§ **AIM**
In the entries below, identify every line with the string "title" and copy it.

§ **EXTRACTED ENTRIES**
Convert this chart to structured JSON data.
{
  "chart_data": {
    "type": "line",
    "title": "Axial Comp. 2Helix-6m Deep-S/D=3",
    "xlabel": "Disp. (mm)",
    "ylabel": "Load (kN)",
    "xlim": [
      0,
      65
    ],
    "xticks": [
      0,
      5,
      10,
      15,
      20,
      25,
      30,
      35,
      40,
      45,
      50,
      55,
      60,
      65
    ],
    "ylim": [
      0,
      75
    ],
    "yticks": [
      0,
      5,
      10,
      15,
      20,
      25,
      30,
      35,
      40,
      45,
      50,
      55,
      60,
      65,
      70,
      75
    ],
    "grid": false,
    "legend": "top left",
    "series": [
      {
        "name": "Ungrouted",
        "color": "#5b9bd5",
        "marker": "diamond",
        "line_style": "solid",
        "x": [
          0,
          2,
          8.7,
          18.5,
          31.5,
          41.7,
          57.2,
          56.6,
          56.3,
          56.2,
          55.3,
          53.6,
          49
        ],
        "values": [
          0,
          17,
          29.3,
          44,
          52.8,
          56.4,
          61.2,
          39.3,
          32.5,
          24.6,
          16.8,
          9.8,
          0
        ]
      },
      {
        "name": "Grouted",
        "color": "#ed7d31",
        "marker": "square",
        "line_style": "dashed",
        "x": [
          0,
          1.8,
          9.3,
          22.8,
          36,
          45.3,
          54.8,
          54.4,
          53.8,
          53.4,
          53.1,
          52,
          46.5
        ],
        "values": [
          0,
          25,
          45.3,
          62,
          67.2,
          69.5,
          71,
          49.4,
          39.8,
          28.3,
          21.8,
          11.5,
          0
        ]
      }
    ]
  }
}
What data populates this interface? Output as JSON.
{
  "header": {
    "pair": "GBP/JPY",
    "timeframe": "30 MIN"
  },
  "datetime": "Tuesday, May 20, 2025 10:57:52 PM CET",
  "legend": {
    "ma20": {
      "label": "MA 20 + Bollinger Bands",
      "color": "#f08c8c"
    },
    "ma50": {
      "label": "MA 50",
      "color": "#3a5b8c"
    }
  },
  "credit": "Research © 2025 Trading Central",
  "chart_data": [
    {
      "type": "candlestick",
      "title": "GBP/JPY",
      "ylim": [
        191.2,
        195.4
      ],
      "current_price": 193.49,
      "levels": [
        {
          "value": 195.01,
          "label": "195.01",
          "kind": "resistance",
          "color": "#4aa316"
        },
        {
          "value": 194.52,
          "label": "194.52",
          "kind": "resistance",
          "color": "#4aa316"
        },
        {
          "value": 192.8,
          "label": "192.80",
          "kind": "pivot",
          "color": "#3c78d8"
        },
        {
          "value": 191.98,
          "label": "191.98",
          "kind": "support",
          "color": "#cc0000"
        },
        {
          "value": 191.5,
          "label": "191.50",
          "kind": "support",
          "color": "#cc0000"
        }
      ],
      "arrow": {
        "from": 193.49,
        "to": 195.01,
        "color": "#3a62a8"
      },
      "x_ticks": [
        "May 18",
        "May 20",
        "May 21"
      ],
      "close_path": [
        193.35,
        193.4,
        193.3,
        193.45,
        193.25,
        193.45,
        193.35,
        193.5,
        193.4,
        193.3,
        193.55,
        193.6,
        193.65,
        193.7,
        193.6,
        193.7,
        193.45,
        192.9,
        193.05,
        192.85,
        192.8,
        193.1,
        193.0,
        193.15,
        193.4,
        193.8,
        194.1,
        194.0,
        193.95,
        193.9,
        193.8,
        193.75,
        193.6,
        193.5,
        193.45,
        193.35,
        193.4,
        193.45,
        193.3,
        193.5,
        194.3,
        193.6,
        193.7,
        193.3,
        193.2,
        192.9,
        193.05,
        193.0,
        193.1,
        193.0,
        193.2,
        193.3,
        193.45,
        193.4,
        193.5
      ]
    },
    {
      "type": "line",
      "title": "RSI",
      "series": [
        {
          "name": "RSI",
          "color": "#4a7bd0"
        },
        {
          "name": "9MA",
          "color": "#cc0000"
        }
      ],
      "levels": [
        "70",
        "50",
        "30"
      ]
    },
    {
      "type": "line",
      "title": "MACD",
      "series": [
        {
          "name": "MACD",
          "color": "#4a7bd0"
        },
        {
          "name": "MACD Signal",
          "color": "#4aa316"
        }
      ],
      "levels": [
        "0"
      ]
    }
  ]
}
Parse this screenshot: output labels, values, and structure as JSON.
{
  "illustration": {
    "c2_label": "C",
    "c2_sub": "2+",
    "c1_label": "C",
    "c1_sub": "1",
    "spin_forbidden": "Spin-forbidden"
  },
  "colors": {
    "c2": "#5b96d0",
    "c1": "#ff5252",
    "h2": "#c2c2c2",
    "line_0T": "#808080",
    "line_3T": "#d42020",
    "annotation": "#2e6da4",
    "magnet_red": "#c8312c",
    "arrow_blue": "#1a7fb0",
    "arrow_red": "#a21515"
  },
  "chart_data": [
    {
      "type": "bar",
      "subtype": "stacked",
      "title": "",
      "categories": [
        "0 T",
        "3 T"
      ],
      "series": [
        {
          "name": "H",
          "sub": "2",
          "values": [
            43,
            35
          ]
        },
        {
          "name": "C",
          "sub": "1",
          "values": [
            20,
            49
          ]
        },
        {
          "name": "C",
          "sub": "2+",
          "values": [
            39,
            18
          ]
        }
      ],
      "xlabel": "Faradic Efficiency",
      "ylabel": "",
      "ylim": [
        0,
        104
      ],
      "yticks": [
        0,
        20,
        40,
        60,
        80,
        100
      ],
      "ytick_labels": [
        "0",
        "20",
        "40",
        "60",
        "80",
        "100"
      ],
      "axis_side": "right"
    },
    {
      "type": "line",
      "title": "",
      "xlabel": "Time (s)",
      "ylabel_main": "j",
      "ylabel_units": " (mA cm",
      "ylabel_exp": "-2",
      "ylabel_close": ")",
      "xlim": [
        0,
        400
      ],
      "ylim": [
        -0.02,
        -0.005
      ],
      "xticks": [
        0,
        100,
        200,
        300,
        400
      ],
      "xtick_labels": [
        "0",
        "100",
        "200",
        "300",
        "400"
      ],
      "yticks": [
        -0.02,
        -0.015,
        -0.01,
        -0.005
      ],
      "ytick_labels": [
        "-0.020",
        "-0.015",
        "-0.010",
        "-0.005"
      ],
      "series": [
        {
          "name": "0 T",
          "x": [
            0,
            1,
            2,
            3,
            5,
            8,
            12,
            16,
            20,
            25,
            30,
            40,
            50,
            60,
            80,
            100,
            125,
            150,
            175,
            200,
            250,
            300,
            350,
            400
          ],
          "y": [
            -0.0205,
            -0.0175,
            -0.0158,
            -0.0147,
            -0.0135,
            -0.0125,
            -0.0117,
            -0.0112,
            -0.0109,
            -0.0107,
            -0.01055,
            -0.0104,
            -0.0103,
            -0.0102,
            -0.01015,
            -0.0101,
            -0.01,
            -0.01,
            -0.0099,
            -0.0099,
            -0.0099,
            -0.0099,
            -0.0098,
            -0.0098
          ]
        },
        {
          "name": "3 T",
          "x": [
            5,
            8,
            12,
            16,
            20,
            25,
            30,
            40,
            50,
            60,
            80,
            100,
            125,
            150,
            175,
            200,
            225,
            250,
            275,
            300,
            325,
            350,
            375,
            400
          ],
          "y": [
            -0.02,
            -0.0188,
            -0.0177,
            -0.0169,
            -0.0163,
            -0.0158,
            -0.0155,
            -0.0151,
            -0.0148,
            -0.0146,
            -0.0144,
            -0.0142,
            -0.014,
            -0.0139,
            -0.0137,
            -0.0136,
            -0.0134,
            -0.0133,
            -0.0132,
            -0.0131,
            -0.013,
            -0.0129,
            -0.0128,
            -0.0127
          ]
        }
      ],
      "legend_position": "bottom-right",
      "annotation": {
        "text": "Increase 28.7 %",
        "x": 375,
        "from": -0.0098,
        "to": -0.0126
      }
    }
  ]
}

§ **COMPLETED EXERCISE**
    "title": "Axial Comp. 2Helix-6m Deep-S/D=3",
      "title": "GBP/JPY",
      "title": "RSI",
      "title": "MACD",
      "title": "",
      "title": "",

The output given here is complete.